Images are not part of the copy; transcribe all the data exactly.

-- start of Provided data --

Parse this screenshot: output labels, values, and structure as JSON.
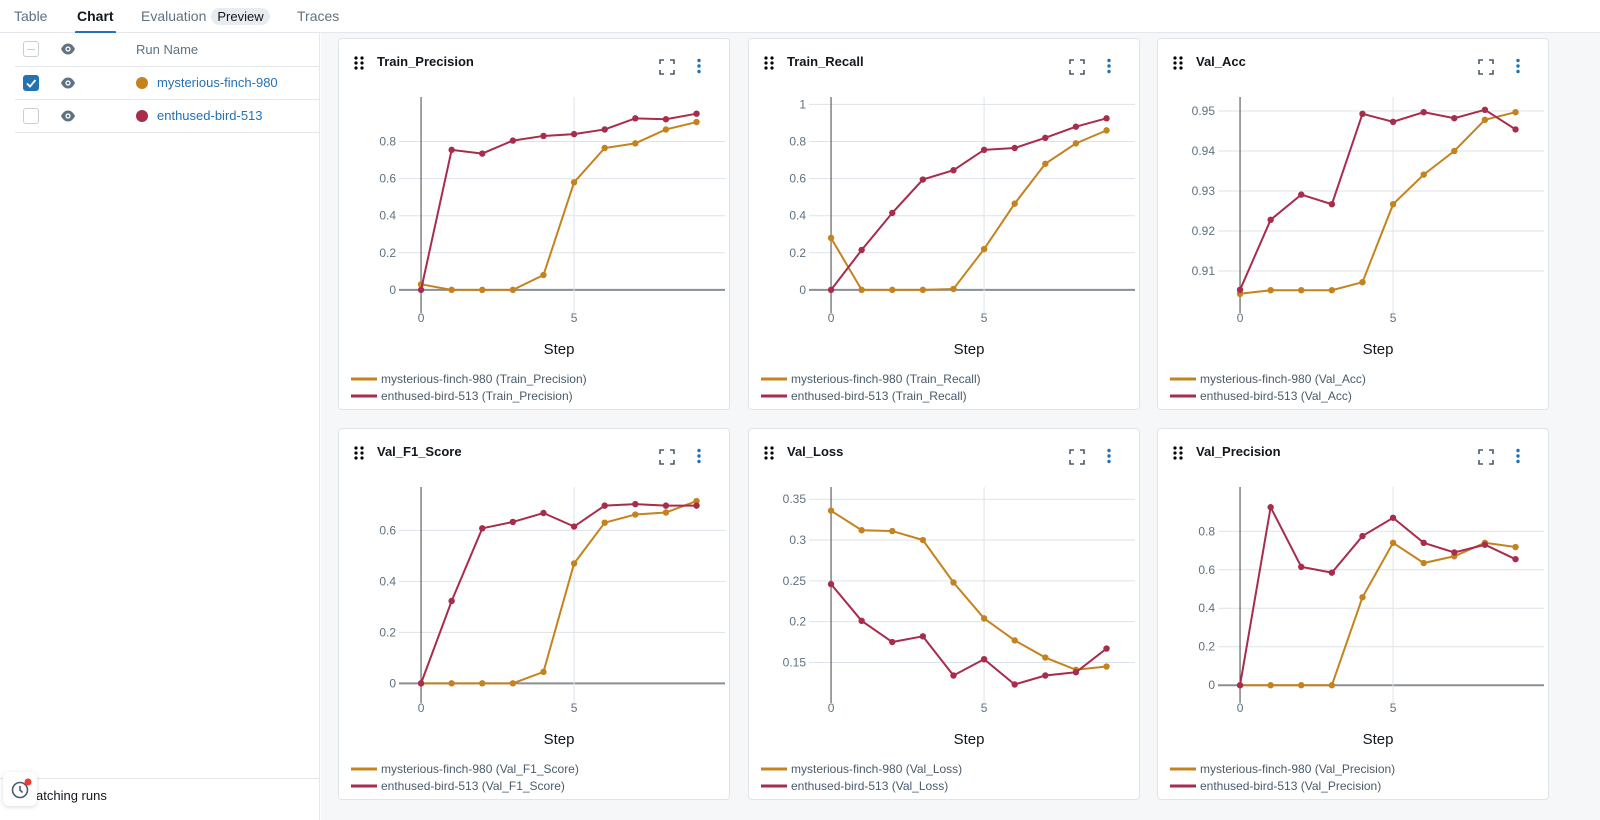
{
  "tabs": [
    {
      "label": "Table"
    },
    {
      "label": "Chart",
      "active": true
    },
    {
      "label": "Evaluation",
      "badge": "Preview"
    },
    {
      "label": "Traces"
    }
  ],
  "runs_table": {
    "header": "Run Name",
    "rows": [
      {
        "name": "mysterious-finch-980",
        "color": "#c4831e",
        "checked": true,
        "visible": true
      },
      {
        "name": "enthused-bird-513",
        "color": "#a82c4c",
        "checked": false,
        "visible": true
      }
    ]
  },
  "status": {
    "text": "atching runs",
    "icon": "clock-icon",
    "notification": true
  },
  "colors": {
    "accent": "#2272b4",
    "run1": "#c4831e",
    "run2": "#a82c4c"
  },
  "chart_data": [
    {
      "type": "line",
      "title": "Train_Precision",
      "xlabel": "Step",
      "ylabel": "",
      "x": [
        0,
        1,
        2,
        3,
        4,
        5,
        6,
        7,
        8,
        9
      ],
      "xticks": [
        0,
        5
      ],
      "ylim": [
        -0.06,
        1.04
      ],
      "yticks": [
        0,
        0.2,
        0.4,
        0.6,
        0.8
      ],
      "yticklabels": [
        "0",
        "0.2",
        "0.4",
        "0.6",
        "0.8"
      ],
      "grid": true,
      "legend": "bottom",
      "series": [
        {
          "name": "mysterious-finch-980 (Train_Precision)",
          "values": [
            0.03,
            0,
            0,
            0,
            0.08,
            0.58,
            0.765,
            0.79,
            0.865,
            0.905
          ]
        },
        {
          "name": "enthused-bird-513 (Train_Precision)",
          "values": [
            0,
            0.755,
            0.735,
            0.805,
            0.83,
            0.84,
            0.865,
            0.925,
            0.92,
            0.95
          ]
        }
      ]
    },
    {
      "type": "line",
      "title": "Train_Recall",
      "xlabel": "Step",
      "ylabel": "",
      "x": [
        0,
        1,
        2,
        3,
        4,
        5,
        6,
        7,
        8,
        9
      ],
      "xticks": [
        0,
        5
      ],
      "ylim": [
        -0.06,
        1.04
      ],
      "yticks": [
        0,
        0.2,
        0.4,
        0.6,
        0.8,
        1
      ],
      "yticklabels": [
        "0",
        "0.2",
        "0.4",
        "0.6",
        "0.8",
        "1"
      ],
      "grid": true,
      "legend": "bottom",
      "series": [
        {
          "name": "mysterious-finch-980 (Train_Recall)",
          "values": [
            0.28,
            0,
            0,
            0,
            0.005,
            0.22,
            0.465,
            0.68,
            0.79,
            0.86
          ]
        },
        {
          "name": "enthused-bird-513 (Train_Recall)",
          "values": [
            0,
            0.215,
            0.415,
            0.595,
            0.645,
            0.755,
            0.765,
            0.82,
            0.88,
            0.925
          ]
        }
      ]
    },
    {
      "type": "line",
      "title": "Val_Acc",
      "xlabel": "Step",
      "ylabel": "",
      "x": [
        0,
        1,
        2,
        3,
        4,
        5,
        6,
        7,
        8,
        9
      ],
      "xticks": [
        0,
        5
      ],
      "ylim": [
        0.9025,
        0.9535
      ],
      "yticks": [
        0.91,
        0.92,
        0.93,
        0.94,
        0.95
      ],
      "yticklabels": [
        "0.91",
        "0.92",
        "0.93",
        "0.94",
        "0.95"
      ],
      "grid": true,
      "legend": "bottom",
      "series": [
        {
          "name": "mysterious-finch-980 (Val_Acc)",
          "values": [
            0.9043,
            0.9052,
            0.9052,
            0.9052,
            0.9072,
            0.9267,
            0.9341,
            0.94,
            0.9478,
            0.9497
          ]
        },
        {
          "name": "enthused-bird-513 (Val_Acc)",
          "values": [
            0.9053,
            0.9228,
            0.9291,
            0.9267,
            0.9493,
            0.9473,
            0.9497,
            0.9482,
            0.9503,
            0.9454
          ]
        }
      ]
    },
    {
      "type": "line",
      "title": "Val_F1_Score",
      "xlabel": "Step",
      "ylabel": "",
      "x": [
        0,
        1,
        2,
        3,
        4,
        5,
        6,
        7,
        8,
        9
      ],
      "xticks": [
        0,
        5
      ],
      "ylim": [
        -0.03,
        0.77
      ],
      "yticks": [
        0,
        0.2,
        0.4,
        0.6
      ],
      "yticklabels": [
        "0",
        "0.2",
        "0.4",
        "0.6"
      ],
      "grid": true,
      "legend": "bottom",
      "series": [
        {
          "name": "mysterious-finch-980 (Val_F1_Score)",
          "values": [
            0,
            0,
            0,
            0,
            0.045,
            0.47,
            0.63,
            0.662,
            0.67,
            0.715
          ]
        },
        {
          "name": "enthused-bird-513 (Val_F1_Score)",
          "values": [
            0,
            0.323,
            0.608,
            0.633,
            0.668,
            0.615,
            0.697,
            0.703,
            0.697,
            0.697
          ]
        }
      ]
    },
    {
      "type": "line",
      "title": "Val_Loss",
      "xlabel": "Step",
      "ylabel": "",
      "x": [
        0,
        1,
        2,
        3,
        4,
        5,
        6,
        7,
        8,
        9
      ],
      "xticks": [
        0,
        5
      ],
      "ylim": [
        0.115,
        0.365
      ],
      "yticks": [
        0.15,
        0.2,
        0.25,
        0.3,
        0.35
      ],
      "yticklabels": [
        "0.15",
        "0.2",
        "0.25",
        "0.3",
        "0.35"
      ],
      "grid": true,
      "legend": "bottom",
      "series": [
        {
          "name": "mysterious-finch-980 (Val_Loss)",
          "values": [
            0.336,
            0.312,
            0.311,
            0.3,
            0.248,
            0.204,
            0.177,
            0.156,
            0.141,
            0.145
          ]
        },
        {
          "name": "enthused-bird-513 (Val_Loss)",
          "values": [
            0.246,
            0.201,
            0.175,
            0.182,
            0.134,
            0.154,
            0.123,
            0.134,
            0.138,
            0.167
          ]
        }
      ]
    },
    {
      "type": "line",
      "title": "Val_Precision",
      "xlabel": "Step",
      "ylabel": "",
      "x": [
        0,
        1,
        2,
        3,
        4,
        5,
        6,
        7,
        8,
        9
      ],
      "xticks": [
        0,
        5
      ],
      "ylim": [
        -0.03,
        1.03
      ],
      "yticks": [
        0,
        0.2,
        0.4,
        0.6,
        0.8
      ],
      "yticklabels": [
        "0",
        "0.2",
        "0.4",
        "0.6",
        "0.8"
      ],
      "grid": true,
      "legend": "bottom",
      "series": [
        {
          "name": "mysterious-finch-980 (Val_Precision)",
          "values": [
            0,
            0,
            0,
            0,
            0.457,
            0.74,
            0.635,
            0.67,
            0.74,
            0.718
          ]
        },
        {
          "name": "enthused-bird-513 (Val_Precision)",
          "values": [
            0,
            0.925,
            0.615,
            0.585,
            0.775,
            0.87,
            0.74,
            0.69,
            0.73,
            0.655
          ]
        }
      ]
    }
  ]
}
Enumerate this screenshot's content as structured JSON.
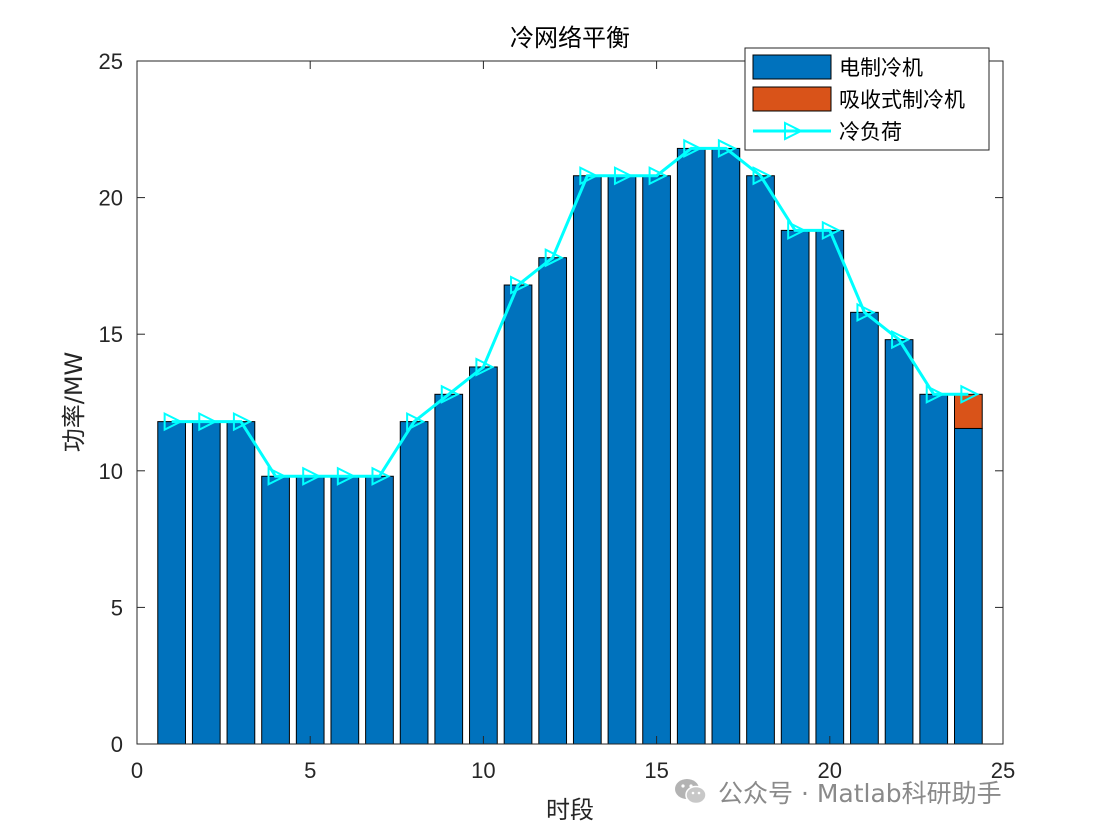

-- end of Provided data --

• **Answer to the problem**
Parse this screenshot: output labels, values, and structure as JSON.
{
  "tabs": [
    {
      "label": "Table"
    },
    {
      "label": "Chart",
      "active": true
    },
    {
      "label": "Evaluation",
      "badge": "Preview"
    },
    {
      "label": "Traces"
    }
  ],
  "runs_table": {
    "header": "Run Name",
    "rows": [
      {
        "name": "mysterious-finch-980",
        "color": "#c4831e",
        "checked": true,
        "visible": true
      },
      {
        "name": "enthused-bird-513",
        "color": "#a82c4c",
        "checked": false,
        "visible": true
      }
    ]
  },
  "status": {
    "text": "atching runs",
    "icon": "clock-icon",
    "notification": true
  },
  "colors": {
    "accent": "#2272b4",
    "run1": "#c4831e",
    "run2": "#a82c4c"
  },
  "chart_data": [
    {
      "type": "line",
      "title": "Train_Precision",
      "xlabel": "Step",
      "ylabel": "",
      "x": [
        0,
        1,
        2,
        3,
        4,
        5,
        6,
        7,
        8,
        9
      ],
      "xticks": [
        0,
        5
      ],
      "ylim": [
        -0.06,
        1.04
      ],
      "yticks": [
        0,
        0.2,
        0.4,
        0.6,
        0.8
      ],
      "yticklabels": [
        "0",
        "0.2",
        "0.4",
        "0.6",
        "0.8"
      ],
      "grid": true,
      "legend": "bottom",
      "series": [
        {
          "name": "mysterious-finch-980 (Train_Precision)",
          "values": [
            0.03,
            0,
            0,
            0,
            0.08,
            0.58,
            0.765,
            0.79,
            0.865,
            0.905
          ]
        },
        {
          "name": "enthused-bird-513 (Train_Precision)",
          "values": [
            0,
            0.755,
            0.735,
            0.805,
            0.83,
            0.84,
            0.865,
            0.925,
            0.92,
            0.95
          ]
        }
      ]
    },
    {
      "type": "line",
      "title": "Train_Recall",
      "xlabel": "Step",
      "ylabel": "",
      "x": [
        0,
        1,
        2,
        3,
        4,
        5,
        6,
        7,
        8,
        9
      ],
      "xticks": [
        0,
        5
      ],
      "ylim": [
        -0.06,
        1.04
      ],
      "yticks": [
        0,
        0.2,
        0.4,
        0.6,
        0.8,
        1
      ],
      "yticklabels": [
        "0",
        "0.2",
        "0.4",
        "0.6",
        "0.8",
        "1"
      ],
      "grid": true,
      "legend": "bottom",
      "series": [
        {
          "name": "mysterious-finch-980 (Train_Recall)",
          "values": [
            0.28,
            0,
            0,
            0,
            0.005,
            0.22,
            0.465,
            0.68,
            0.79,
            0.86
          ]
        },
        {
          "name": "enthused-bird-513 (Train_Recall)",
          "values": [
            0,
            0.215,
            0.415,
            0.595,
            0.645,
            0.755,
            0.765,
            0.82,
            0.88,
            0.925
          ]
        }
      ]
    },
    {
      "type": "line",
      "title": "Val_Acc",
      "xlabel": "Step",
      "ylabel": "",
      "x": [
        0,
        1,
        2,
        3,
        4,
        5,
        6,
        7,
        8,
        9
      ],
      "xticks": [
        0,
        5
      ],
      "ylim": [
        0.9025,
        0.9535
      ],
      "yticks": [
        0.91,
        0.92,
        0.93,
        0.94,
        0.95
      ],
      "yticklabels": [
        "0.91",
        "0.92",
        "0.93",
        "0.94",
        "0.95"
      ],
      "grid": true,
      "legend": "bottom",
      "series": [
        {
          "name": "mysterious-finch-980 (Val_Acc)",
          "values": [
            0.9043,
            0.9052,
            0.9052,
            0.9052,
            0.9072,
            0.9267,
            0.9341,
            0.94,
            0.9478,
            0.9497
          ]
        },
        {
          "name": "enthused-bird-513 (Val_Acc)",
          "values": [
            0.9053,
            0.9228,
            0.9291,
            0.9267,
            0.9493,
            0.9473,
            0.9497,
            0.9482,
            0.9503,
            0.9454
          ]
        }
      ]
    },
    {
      "type": "line",
      "title": "Val_F1_Score",
      "xlabel": "Step",
      "ylabel": "",
      "x": [
        0,
        1,
        2,
        3,
        4,
        5,
        6,
        7,
        8,
        9
      ],
      "xticks": [
        0,
        5
      ],
      "ylim": [
        -0.03,
        0.77
      ],
      "yticks": [
        0,
        0.2,
        0.4,
        0.6
      ],
      "yticklabels": [
        "0",
        "0.2",
        "0.4",
        "0.6"
      ],
      "grid": true,
      "legend": "bottom",
      "series": [
        {
          "name": "mysterious-finch-980 (Val_F1_Score)",
          "values": [
            0,
            0,
            0,
            0,
            0.045,
            0.47,
            0.63,
            0.662,
            0.67,
            0.715
          ]
        },
        {
          "name": "enthused-bird-513 (Val_F1_Score)",
          "values": [
            0,
            0.323,
            0.608,
            0.633,
            0.668,
            0.615,
            0.697,
            0.703,
            0.697,
            0.697
          ]
        }
      ]
    },
    {
      "type": "line",
      "title": "Val_Loss",
      "xlabel": "Step",
      "ylabel": "",
      "x": [
        0,
        1,
        2,
        3,
        4,
        5,
        6,
        7,
        8,
        9
      ],
      "xticks": [
        0,
        5
      ],
      "ylim": [
        0.115,
        0.365
      ],
      "yticks": [
        0.15,
        0.2,
        0.25,
        0.3,
        0.35
      ],
      "yticklabels": [
        "0.15",
        "0.2",
        "0.25",
        "0.3",
        "0.35"
      ],
      "grid": true,
      "legend": "bottom",
      "series": [
        {
          "name": "mysterious-finch-980 (Val_Loss)",
          "values": [
            0.336,
            0.312,
            0.311,
            0.3,
            0.248,
            0.204,
            0.177,
            0.156,
            0.141,
            0.145
          ]
        },
        {
          "name": "enthused-bird-513 (Val_Loss)",
          "values": [
            0.246,
            0.201,
            0.175,
            0.182,
            0.134,
            0.154,
            0.123,
            0.134,
            0.138,
            0.167
          ]
        }
      ]
    },
    {
      "type": "line",
      "title": "Val_Precision",
      "xlabel": "Step",
      "ylabel": "",
      "x": [
        0,
        1,
        2,
        3,
        4,
        5,
        6,
        7,
        8,
        9
      ],
      "xticks": [
        0,
        5
      ],
      "ylim": [
        -0.03,
        1.03
      ],
      "yticks": [
        0,
        0.2,
        0.4,
        0.6,
        0.8
      ],
      "yticklabels": [
        "0",
        "0.2",
        "0.4",
        "0.6",
        "0.8"
      ],
      "grid": true,
      "legend": "bottom",
      "series": [
        {
          "name": "mysterious-finch-980 (Val_Precision)",
          "values": [
            0,
            0,
            0,
            0,
            0.457,
            0.74,
            0.635,
            0.67,
            0.74,
            0.718
          ]
        },
        {
          "name": "enthused-bird-513 (Val_Precision)",
          "values": [
            0,
            0.925,
            0.615,
            0.585,
            0.775,
            0.87,
            0.74,
            0.69,
            0.73,
            0.655
          ]
        }
      ]
    }
  ]
}
Enumerate this screenshot's content as structured JSON.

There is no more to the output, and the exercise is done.